Input material:
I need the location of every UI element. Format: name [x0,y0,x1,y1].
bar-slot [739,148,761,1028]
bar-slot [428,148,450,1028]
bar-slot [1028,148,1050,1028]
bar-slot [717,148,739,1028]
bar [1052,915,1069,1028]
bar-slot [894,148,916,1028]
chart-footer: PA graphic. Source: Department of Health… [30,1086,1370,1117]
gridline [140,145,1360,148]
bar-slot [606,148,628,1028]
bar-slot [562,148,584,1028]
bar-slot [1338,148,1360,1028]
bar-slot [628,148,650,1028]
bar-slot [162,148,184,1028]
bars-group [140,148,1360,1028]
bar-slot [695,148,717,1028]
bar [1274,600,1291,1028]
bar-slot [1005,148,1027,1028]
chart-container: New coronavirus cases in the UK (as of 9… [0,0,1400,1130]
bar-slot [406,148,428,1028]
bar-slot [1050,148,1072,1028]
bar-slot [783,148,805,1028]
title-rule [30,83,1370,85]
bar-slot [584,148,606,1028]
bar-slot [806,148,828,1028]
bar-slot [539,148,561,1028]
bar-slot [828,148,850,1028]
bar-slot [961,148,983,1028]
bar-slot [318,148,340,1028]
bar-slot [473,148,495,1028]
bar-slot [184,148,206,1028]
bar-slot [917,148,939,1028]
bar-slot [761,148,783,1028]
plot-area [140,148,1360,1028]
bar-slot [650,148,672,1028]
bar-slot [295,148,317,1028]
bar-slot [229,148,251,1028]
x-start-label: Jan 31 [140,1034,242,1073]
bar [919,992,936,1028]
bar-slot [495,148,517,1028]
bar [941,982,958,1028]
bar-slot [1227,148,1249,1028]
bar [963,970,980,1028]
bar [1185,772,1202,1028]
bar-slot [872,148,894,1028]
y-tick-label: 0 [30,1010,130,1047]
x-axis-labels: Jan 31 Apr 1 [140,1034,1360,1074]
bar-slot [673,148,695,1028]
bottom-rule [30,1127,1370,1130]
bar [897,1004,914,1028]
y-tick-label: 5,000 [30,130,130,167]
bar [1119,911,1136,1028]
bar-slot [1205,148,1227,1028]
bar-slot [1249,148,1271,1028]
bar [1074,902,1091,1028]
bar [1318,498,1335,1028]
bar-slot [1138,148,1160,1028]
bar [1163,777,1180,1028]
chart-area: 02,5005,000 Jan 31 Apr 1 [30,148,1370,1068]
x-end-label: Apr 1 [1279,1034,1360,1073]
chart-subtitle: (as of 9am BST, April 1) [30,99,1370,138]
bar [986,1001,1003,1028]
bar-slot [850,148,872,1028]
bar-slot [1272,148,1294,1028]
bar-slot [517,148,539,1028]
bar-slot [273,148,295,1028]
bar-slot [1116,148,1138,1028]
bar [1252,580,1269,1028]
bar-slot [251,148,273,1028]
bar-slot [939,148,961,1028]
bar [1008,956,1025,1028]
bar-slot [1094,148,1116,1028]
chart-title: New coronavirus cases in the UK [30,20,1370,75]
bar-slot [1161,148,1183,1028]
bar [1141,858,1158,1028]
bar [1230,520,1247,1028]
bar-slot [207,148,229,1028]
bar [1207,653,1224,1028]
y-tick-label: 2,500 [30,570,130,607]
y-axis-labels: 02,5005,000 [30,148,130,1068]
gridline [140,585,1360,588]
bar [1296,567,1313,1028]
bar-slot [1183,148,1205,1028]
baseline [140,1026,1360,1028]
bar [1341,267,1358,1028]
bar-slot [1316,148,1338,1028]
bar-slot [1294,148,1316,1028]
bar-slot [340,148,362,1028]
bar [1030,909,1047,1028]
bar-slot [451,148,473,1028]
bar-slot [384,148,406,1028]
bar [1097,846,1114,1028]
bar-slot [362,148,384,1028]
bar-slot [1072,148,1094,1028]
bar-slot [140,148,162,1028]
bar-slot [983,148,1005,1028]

Task description: Considering the entries above, how many lines contain "area"? Give that number with nothing else.

Reply: 2